**Exercise description:**
Check every line of the entries that follow, and copy the ones containing "grid".

[Dataset records on visual material]
####

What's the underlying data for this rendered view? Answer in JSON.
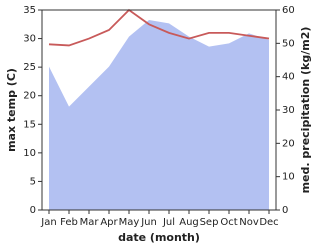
{
  "chart_data": {
    "type": "line",
    "x_label": "date (month)",
    "y_label": "max temp (C)",
    "y2_label": "med. precipitation (kg/m2)",
    "categories": [
      "Jan",
      "Feb",
      "Mar",
      "Apr",
      "May",
      "Jun",
      "Jul",
      "Aug",
      "Sep",
      "Oct",
      "Nov",
      "Dec"
    ],
    "ylim": [
      0,
      35
    ],
    "yticks": [
      0,
      5,
      10,
      15,
      20,
      25,
      30,
      35
    ],
    "y2lim": [
      0,
      60
    ],
    "y2ticks": [
      0,
      10,
      20,
      30,
      40,
      50,
      60
    ],
    "series": [
      {
        "name": "med. precipitation",
        "type": "area",
        "axis": "y2",
        "color": "#b3c1f2",
        "values": [
          43,
          31,
          37,
          43,
          52,
          57,
          56,
          52,
          49,
          50,
          53,
          51
        ]
      },
      {
        "name": "max temp",
        "type": "line",
        "axis": "y",
        "color": "#c85a5a",
        "values": [
          29,
          28.8,
          30,
          31.5,
          35,
          32.5,
          31,
          30,
          31,
          31,
          30.5,
          30
        ]
      }
    ]
  }
}
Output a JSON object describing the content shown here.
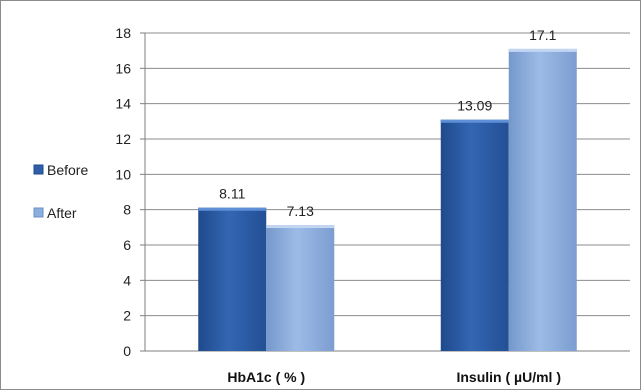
{
  "chart_data": {
    "type": "bar",
    "categories": [
      "HbA1c ( % )",
      "Insulin ( µU/ml )"
    ],
    "series": [
      {
        "name": "Before",
        "values": [
          8.11,
          13.09
        ],
        "color": "#2e5fa8"
      },
      {
        "name": "After",
        "values": [
          7.13,
          17.1
        ],
        "color": "#8aaee0"
      }
    ],
    "data_labels": [
      [
        "8.11",
        "13.09"
      ],
      [
        "7.13",
        "17.1"
      ]
    ],
    "yticks": [
      "0",
      "2",
      "4",
      "6",
      "8",
      "10",
      "12",
      "14",
      "16",
      "18"
    ],
    "ylim": [
      0,
      18
    ],
    "grid": true,
    "legend": "left"
  }
}
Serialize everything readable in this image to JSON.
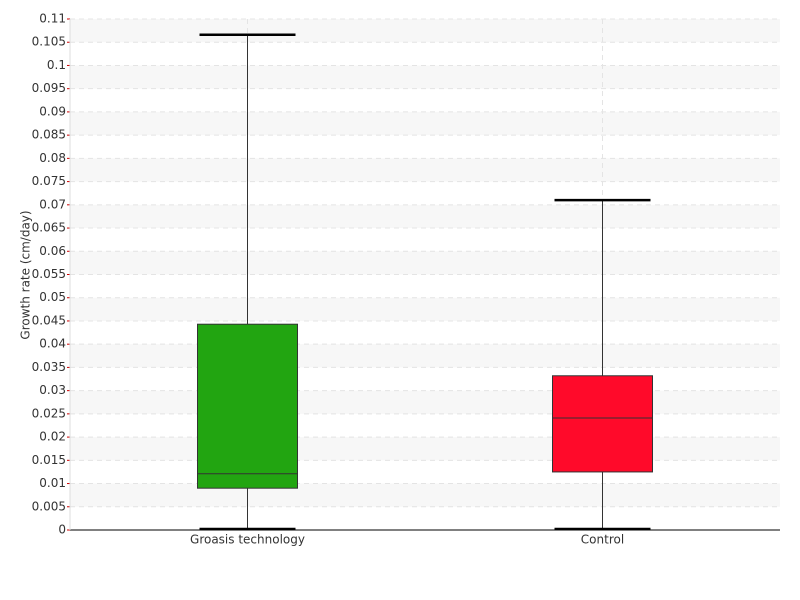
{
  "chart_data": {
    "type": "box",
    "y_label": "Growth rate (cm/day)",
    "categories": [
      "Groasis technology",
      "Control"
    ],
    "min": [
      0,
      0
    ],
    "q1": [
      0.009,
      0.0125
    ],
    "median": [
      0.0121,
      0.0241
    ],
    "q3": [
      0.0443,
      0.0332
    ],
    "max": [
      0.1066,
      0.071
    ],
    "colors": [
      "#22a511",
      "#ff0a2a"
    ],
    "ylim": [
      0,
      0.11
    ],
    "yticks": [
      0,
      0.005,
      0.01,
      0.015,
      0.02,
      0.025,
      0.03,
      0.035,
      0.04,
      0.045,
      0.05,
      0.055,
      0.06,
      0.065,
      0.07,
      0.075,
      0.08,
      0.085,
      0.09,
      0.095,
      0.1,
      0.105,
      0.11
    ],
    "grid": true
  }
}
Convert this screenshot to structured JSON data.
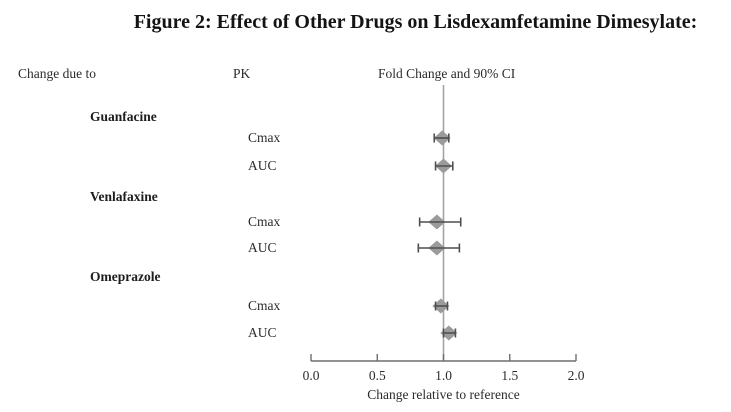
{
  "figure": {
    "title": "Figure 2: Effect of Other Drugs on Lisdexamfetamine Dimesylate:"
  },
  "headers": {
    "change_due_to": "Change due to",
    "pk": "PK",
    "fold_change": "Fold Change and 90% CI"
  },
  "chart_data": {
    "type": "forest",
    "xlabel": "Change relative to reference",
    "xlim": [
      0.0,
      2.0
    ],
    "xticks": [
      0.0,
      0.5,
      1.0,
      1.5,
      2.0
    ],
    "xtick_labels": [
      "0.0",
      "0.5",
      "1.0",
      "1.5",
      "2.0"
    ],
    "reference_line": 1.0,
    "grid": false,
    "groups": [
      {
        "drug": "Guanfacine",
        "rows": [
          {
            "pk": "Cmax",
            "estimate": 0.99,
            "ci_low": 0.93,
            "ci_high": 1.04
          },
          {
            "pk": "AUC",
            "estimate": 1.0,
            "ci_low": 0.94,
            "ci_high": 1.07
          }
        ]
      },
      {
        "drug": "Venlafaxine",
        "rows": [
          {
            "pk": "Cmax",
            "estimate": 0.95,
            "ci_low": 0.82,
            "ci_high": 1.13
          },
          {
            "pk": "AUC",
            "estimate": 0.95,
            "ci_low": 0.81,
            "ci_high": 1.12
          }
        ]
      },
      {
        "drug": "Omeprazole",
        "rows": [
          {
            "pk": "Cmax",
            "estimate": 0.98,
            "ci_low": 0.94,
            "ci_high": 1.03
          },
          {
            "pk": "AUC",
            "estimate": 1.04,
            "ci_low": 1.0,
            "ci_high": 1.09
          }
        ]
      }
    ]
  },
  "colors": {
    "diamond": "#9b9b9b",
    "error_bar": "#4f4f4f",
    "reference_line": "#a3a3a3",
    "axis": "#6e6e6e",
    "tick_text": "#2b2b2b"
  }
}
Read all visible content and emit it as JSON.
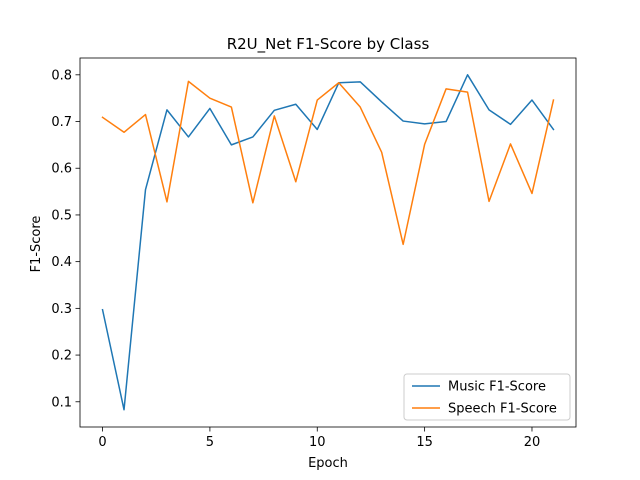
{
  "chart_data": {
    "type": "line",
    "title": "R2U_Net F1-Score by Class",
    "xlabel": "Epoch",
    "ylabel": "F1-Score",
    "x": [
      0,
      1,
      2,
      3,
      4,
      5,
      6,
      7,
      8,
      9,
      10,
      11,
      12,
      13,
      14,
      15,
      16,
      17,
      18,
      19,
      20,
      21
    ],
    "xlim": [
      -1.05,
      22.05
    ],
    "ylim": [
      0.046,
      0.836
    ],
    "xticks": [
      0,
      5,
      10,
      15,
      20
    ],
    "xtick_labels": [
      "0",
      "5",
      "10",
      "15",
      "20"
    ],
    "yticks": [
      0.1,
      0.2,
      0.3,
      0.4,
      0.5,
      0.6,
      0.7,
      0.8
    ],
    "ytick_labels": [
      "0.1",
      "0.2",
      "0.3",
      "0.4",
      "0.5",
      "0.6",
      "0.7",
      "0.8"
    ],
    "grid": false,
    "legend_position": "lower-right",
    "series": [
      {
        "name": "Music F1-Score",
        "color": "#1f77b4",
        "values": [
          0.297,
          0.083,
          0.554,
          0.725,
          0.667,
          0.728,
          0.65,
          0.667,
          0.724,
          0.737,
          0.683,
          0.783,
          0.785,
          0.742,
          0.701,
          0.695,
          0.7,
          0.8,
          0.725,
          0.694,
          0.746,
          0.683
        ]
      },
      {
        "name": "Speech F1-Score",
        "color": "#ff7f0e",
        "values": [
          0.709,
          0.677,
          0.715,
          0.528,
          0.786,
          0.75,
          0.731,
          0.526,
          0.712,
          0.571,
          0.746,
          0.783,
          0.731,
          0.634,
          0.437,
          0.651,
          0.77,
          0.763,
          0.529,
          0.652,
          0.546,
          0.746
        ]
      }
    ]
  }
}
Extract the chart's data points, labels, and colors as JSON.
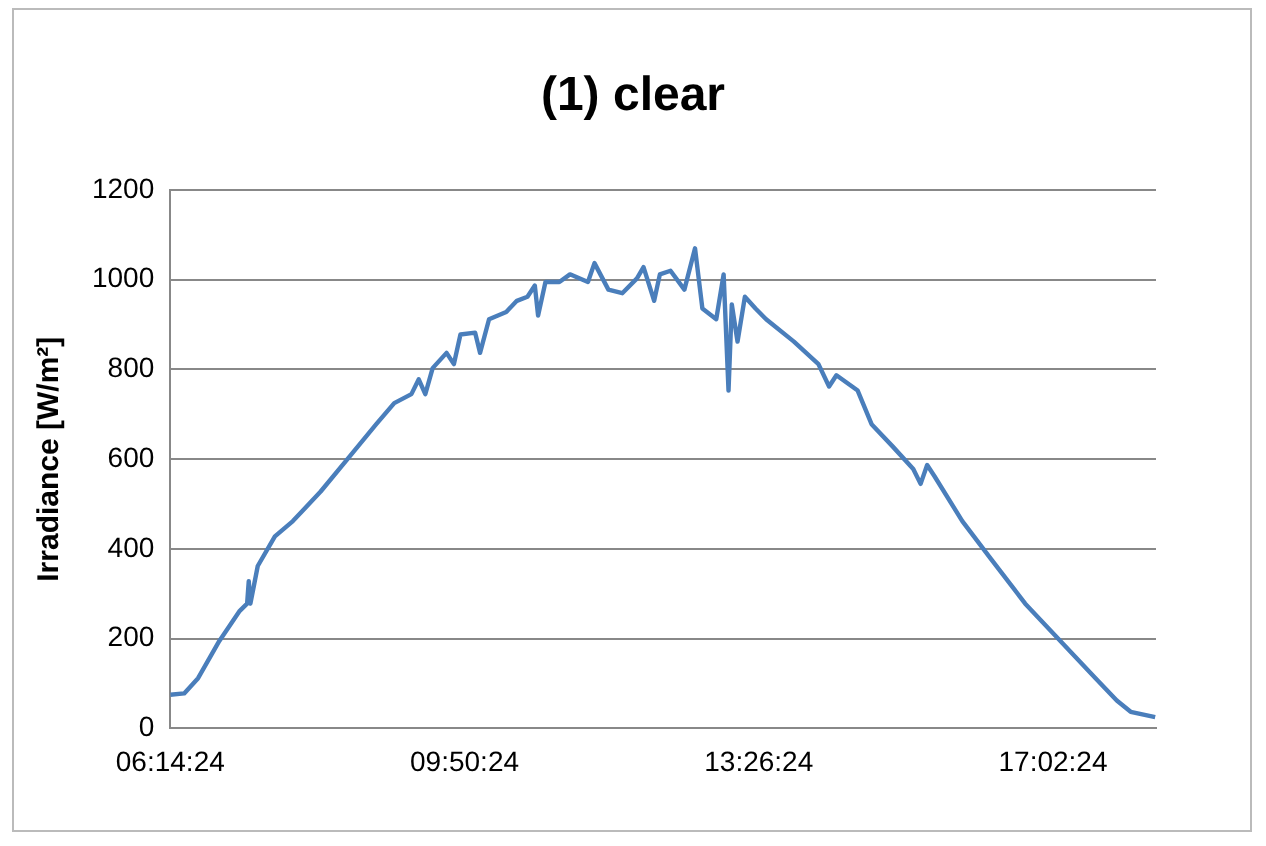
{
  "chart_data": {
    "type": "line",
    "title": "(1) clear",
    "ylabel": "Irradiance [W/m²]",
    "x": [
      6.24,
      6.41,
      6.58,
      6.84,
      7.09,
      7.18,
      7.2,
      7.22,
      7.31,
      7.52,
      7.74,
      8.08,
      8.42,
      8.76,
      8.98,
      9.19,
      9.28,
      9.36,
      9.45,
      9.62,
      9.71,
      9.79,
      9.97,
      10.03,
      10.14,
      10.35,
      10.48,
      10.61,
      10.7,
      10.74,
      10.83,
      11,
      11.13,
      11.35,
      11.43,
      11.6,
      11.77,
      11.95,
      12.03,
      12.16,
      12.23,
      12.36,
      12.53,
      12.66,
      12.75,
      12.92,
      13.01,
      13.07,
      13.11,
      13.18,
      13.27,
      13.4,
      13.53,
      13.87,
      14.17,
      14.3,
      14.39,
      14.65,
      14.82,
      15.08,
      15.33,
      15.42,
      15.5,
      15.59,
      15.93,
      16.28,
      16.7,
      17.13,
      17.56,
      17.82,
      17.99,
      18.29
    ],
    "series": [
      {
        "color": "#4a7ebb",
        "values": [
          75,
          78,
          112,
          195,
          262,
          278,
          328,
          278,
          362,
          428,
          462,
          528,
          603,
          678,
          725,
          745,
          778,
          745,
          803,
          837,
          812,
          878,
          882,
          837,
          912,
          928,
          953,
          962,
          987,
          920,
          995,
          995,
          1012,
          995,
          1037,
          978,
          970,
          1003,
          1028,
          953,
          1012,
          1020,
          978,
          1070,
          936,
          912,
          1012,
          753,
          945,
          862,
          962,
          936,
          912,
          862,
          812,
          762,
          787,
          753,
          678,
          628,
          578,
          545,
          587,
          562,
          462,
          378,
          278,
          195,
          112,
          62,
          37,
          25
        ]
      }
    ],
    "xlim": [
      6.24,
      18.3
    ],
    "xticks": [
      {
        "value": 6.24,
        "label": "06:14:24"
      },
      {
        "value": 9.84,
        "label": "09:50:24"
      },
      {
        "value": 13.44,
        "label": "13:26:24"
      },
      {
        "value": 17.04,
        "label": "17:02:24"
      }
    ],
    "ylim": [
      0,
      1200
    ],
    "yticks": [
      0,
      200,
      400,
      600,
      800,
      1000,
      1200
    ],
    "grid": "y",
    "legend": false,
    "marker": "none",
    "line_style": "solid"
  }
}
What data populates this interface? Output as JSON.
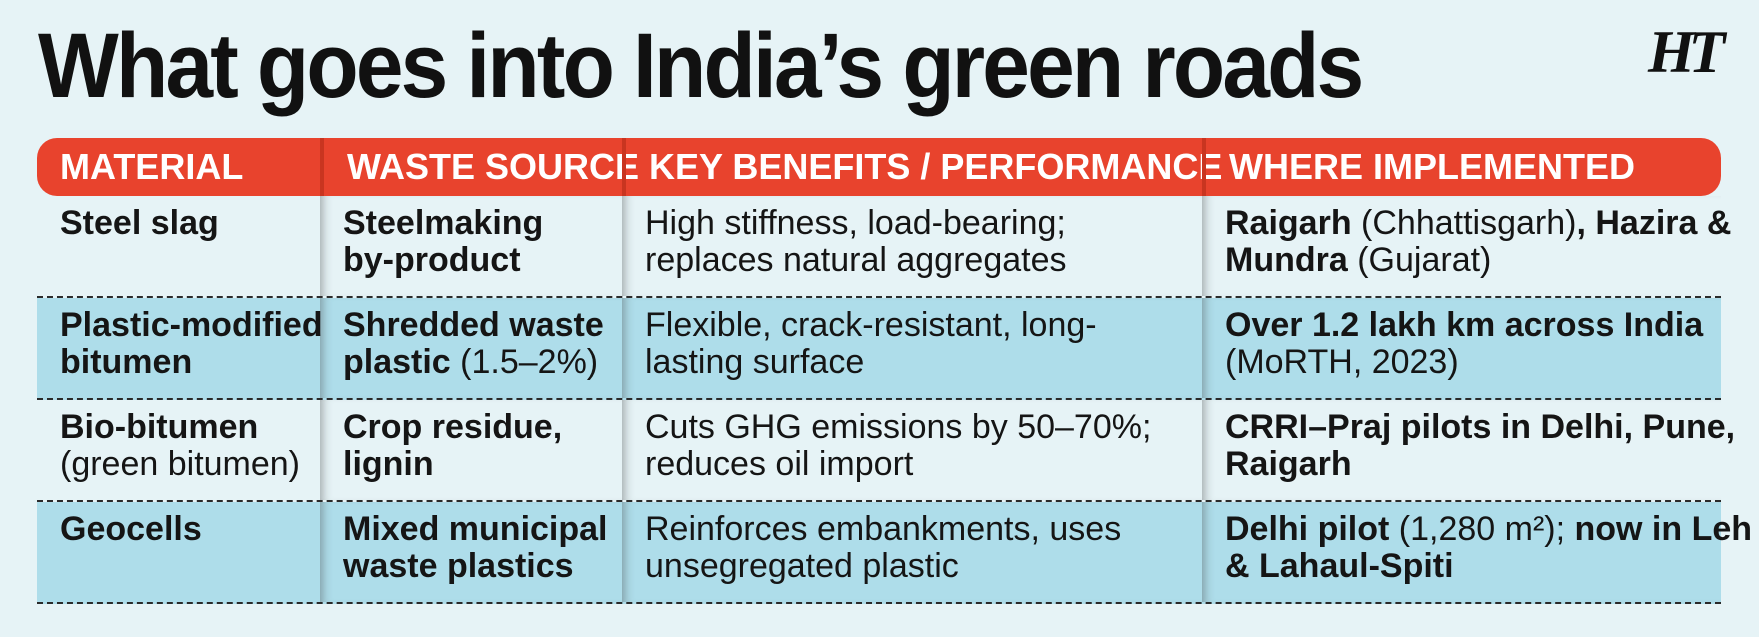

####

**Output of the exercise:**
    "grid": true,
    "grid": true
    "grid": false,
    "grid": false,
    "grid": "y",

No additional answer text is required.